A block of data
####

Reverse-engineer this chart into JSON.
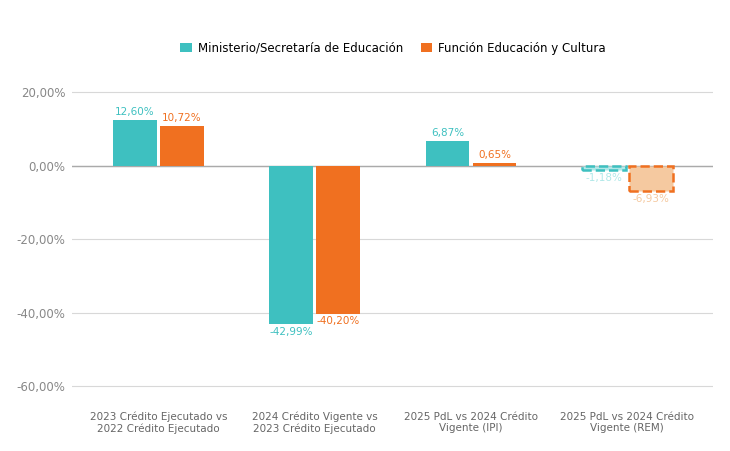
{
  "categories": [
    "2023 Crédito Ejecutado vs\n2022 Crédito Ejecutado",
    "2024 Crédito Vigente vs\n2023 Crédito Ejecutado",
    "2025 PdL vs 2024 Crédito\nVigente (IPI)",
    "2025 PdL vs 2024 Crédito\nVigente (REM)"
  ],
  "series": [
    {
      "name": "Ministerio/Secretaría de Educación",
      "values": [
        12.6,
        -42.99,
        6.87,
        -1.18
      ],
      "color": "#3ec0c0",
      "light_color": "#b0e8e8",
      "dashed": [
        false,
        false,
        false,
        true
      ]
    },
    {
      "name": "Función Educación y Cultura",
      "values": [
        10.72,
        -40.2,
        0.65,
        -6.93
      ],
      "color": "#f07020",
      "light_color": "#f5c9a0",
      "dashed": [
        false,
        false,
        false,
        true
      ]
    }
  ],
  "labels": [
    [
      "12,60%",
      "10,72%"
    ],
    [
      "-42,99%",
      "-40,20%"
    ],
    [
      "6,87%",
      "0,65%"
    ],
    [
      "-1,18%",
      "-6,93%"
    ]
  ],
  "ylim": [
    -65,
    25
  ],
  "yticks": [
    20,
    0,
    -20,
    -40,
    -60
  ],
  "background_color": "#ffffff",
  "grid_color": "#d8d8d8",
  "bar_width": 0.28,
  "bar_gap": 0.02
}
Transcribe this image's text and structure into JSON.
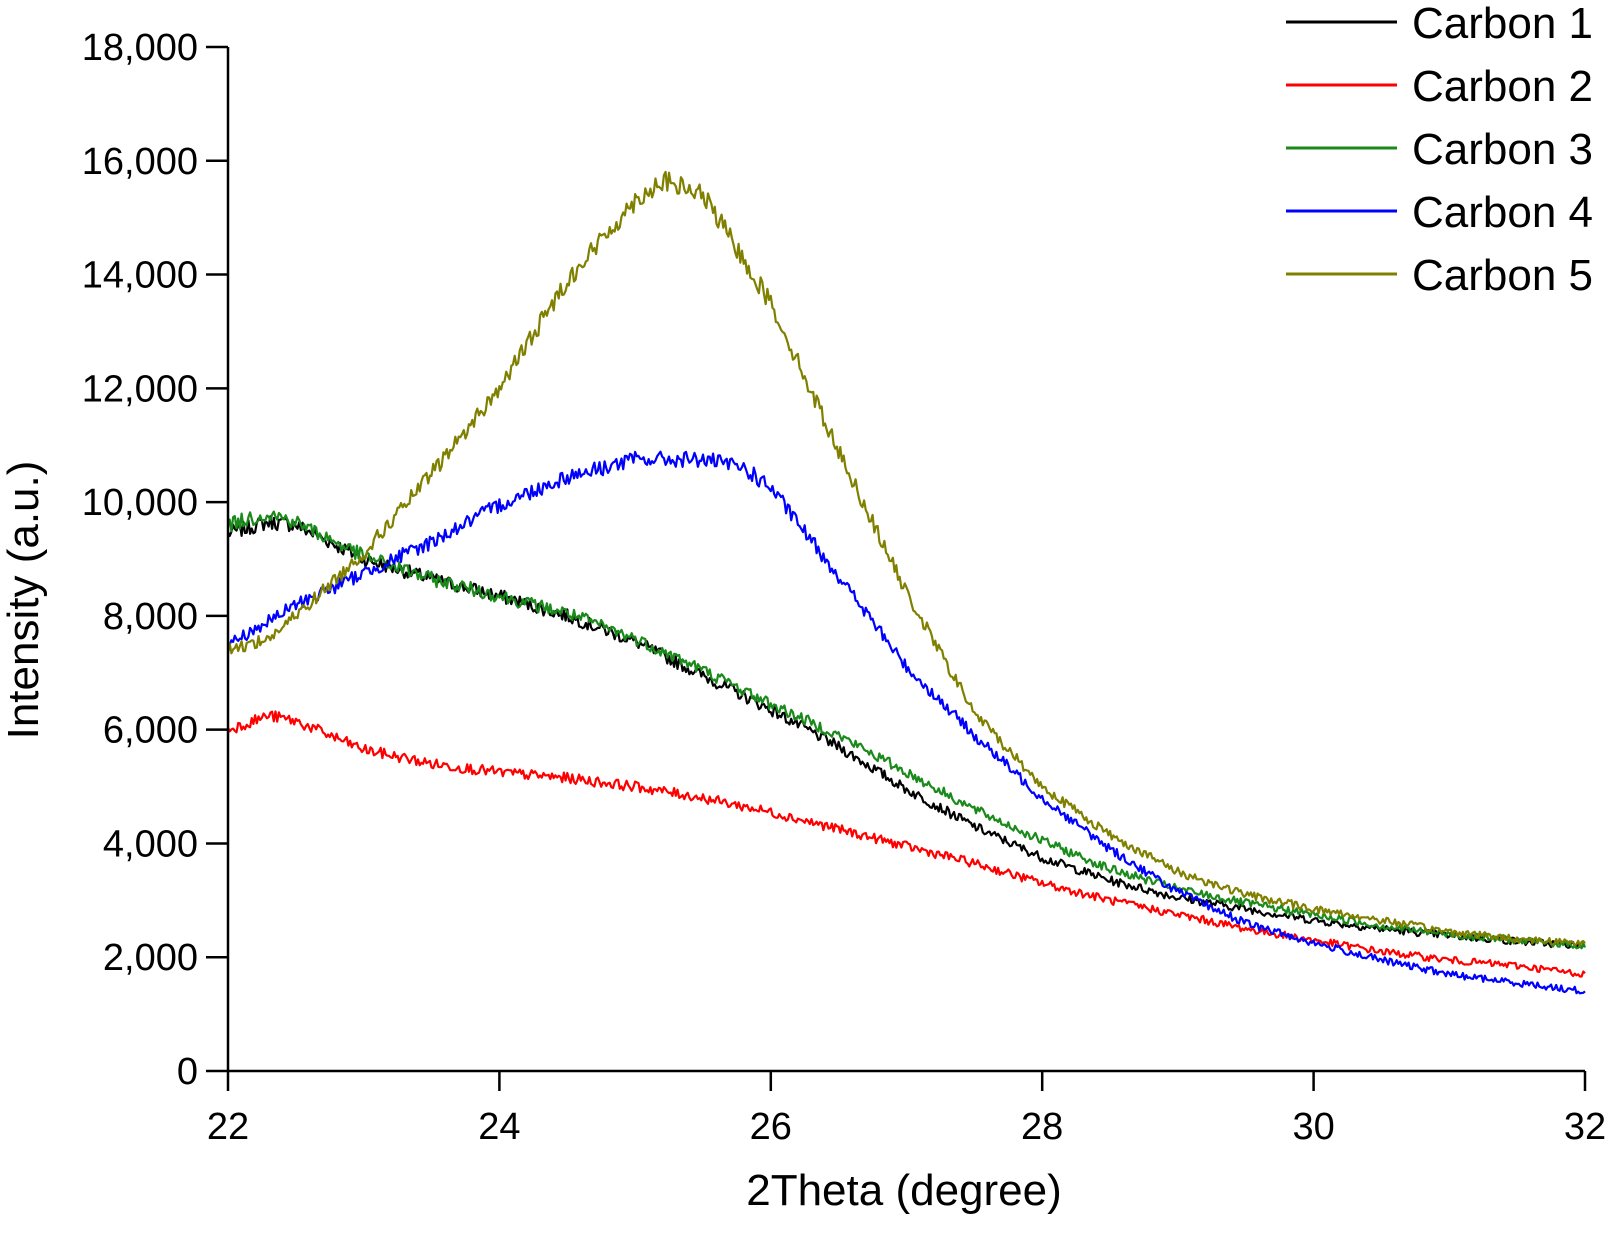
{
  "chart_data": {
    "type": "line",
    "title": "",
    "xlabel": "2Theta (degree)",
    "ylabel": "Intensity (a.u.)",
    "xlim": [
      22,
      32
    ],
    "ylim": [
      0,
      18000
    ],
    "xticks": [
      22,
      24,
      26,
      28,
      30,
      32
    ],
    "xtick_labels": [
      "22",
      "24",
      "26",
      "28",
      "30",
      "32"
    ],
    "yticks": [
      0,
      2000,
      4000,
      6000,
      8000,
      10000,
      12000,
      14000,
      16000,
      18000
    ],
    "ytick_labels": [
      "0",
      "2,000",
      "4,000",
      "6,000",
      "8,000",
      "10,000",
      "12,000",
      "14,000",
      "16,000",
      "18,000"
    ],
    "grid": false,
    "legend_position": "top-right",
    "series": [
      {
        "name": "Carbon 1",
        "color": "#000000",
        "x": [
          22.0,
          22.3,
          22.5,
          23.0,
          23.5,
          24.0,
          24.5,
          25.0,
          25.5,
          26.0,
          26.5,
          27.0,
          27.5,
          28.0,
          28.5,
          29.0,
          29.5,
          30.0,
          30.5,
          31.0,
          31.5,
          32.0
        ],
        "y": [
          9450,
          9650,
          9600,
          9000,
          8650,
          8350,
          8000,
          7550,
          6950,
          6350,
          5700,
          4950,
          4300,
          3750,
          3350,
          3050,
          2850,
          2650,
          2500,
          2380,
          2280,
          2200
        ]
      },
      {
        "name": "Carbon 2",
        "color": "#ff0000",
        "x": [
          22.0,
          22.3,
          22.5,
          23.0,
          23.5,
          24.0,
          24.5,
          25.0,
          25.5,
          26.0,
          26.5,
          27.0,
          27.5,
          28.0,
          28.5,
          29.0,
          29.5,
          30.0,
          30.5,
          31.0,
          31.5,
          32.0
        ],
        "y": [
          6000,
          6250,
          6150,
          5650,
          5400,
          5250,
          5150,
          5000,
          4800,
          4550,
          4250,
          3950,
          3650,
          3300,
          3000,
          2750,
          2500,
          2300,
          2100,
          1950,
          1850,
          1700
        ]
      },
      {
        "name": "Carbon 3",
        "color": "#1a8a1a",
        "x": [
          22.0,
          22.3,
          22.5,
          23.0,
          23.5,
          24.0,
          24.5,
          25.0,
          25.5,
          26.0,
          26.5,
          27.0,
          27.5,
          28.0,
          28.5,
          29.0,
          29.5,
          30.0,
          30.5,
          31.0,
          31.5,
          32.0
        ],
        "y": [
          9600,
          9800,
          9650,
          9050,
          8650,
          8350,
          8050,
          7600,
          7050,
          6450,
          5900,
          5250,
          4600,
          4050,
          3550,
          3200,
          2950,
          2750,
          2550,
          2400,
          2300,
          2200
        ]
      },
      {
        "name": "Carbon 4",
        "color": "#0000ff",
        "x": [
          22.0,
          22.3,
          22.5,
          23.0,
          23.5,
          24.0,
          24.5,
          25.0,
          25.5,
          25.8,
          26.0,
          26.5,
          27.0,
          27.5,
          28.0,
          28.5,
          29.0,
          29.5,
          30.0,
          30.5,
          31.0,
          31.5,
          32.0
        ],
        "y": [
          7500,
          7900,
          8200,
          8750,
          9300,
          9950,
          10450,
          10750,
          10750,
          10600,
          10250,
          8700,
          7100,
          5900,
          4800,
          3900,
          3150,
          2600,
          2250,
          1950,
          1700,
          1550,
          1400
        ]
      },
      {
        "name": "Carbon 5",
        "color": "#808000",
        "x": [
          22.0,
          22.3,
          22.5,
          23.0,
          23.5,
          24.0,
          24.5,
          25.0,
          25.2,
          25.5,
          26.0,
          26.5,
          27.0,
          27.5,
          28.0,
          28.5,
          29.0,
          29.5,
          30.0,
          30.5,
          31.0,
          31.5,
          32.0
        ],
        "y": [
          7400,
          7600,
          8000,
          9100,
          10500,
          12000,
          13900,
          15300,
          15650,
          15400,
          13500,
          10900,
          8400,
          6300,
          5000,
          4150,
          3500,
          3100,
          2850,
          2650,
          2450,
          2320,
          2250
        ]
      }
    ]
  }
}
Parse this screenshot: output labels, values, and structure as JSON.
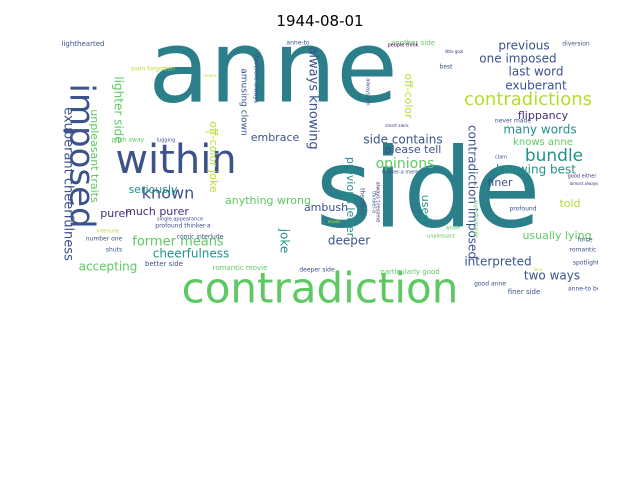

####

**Requirement**
Every line of the listing that holds "this" should be found and copied.

**Final answer**
Reverse-engineer this chart into JSON.
Transcribe this image's text and structure into JSON.
Parse this screenshot: output labels, values, and structure as JSON.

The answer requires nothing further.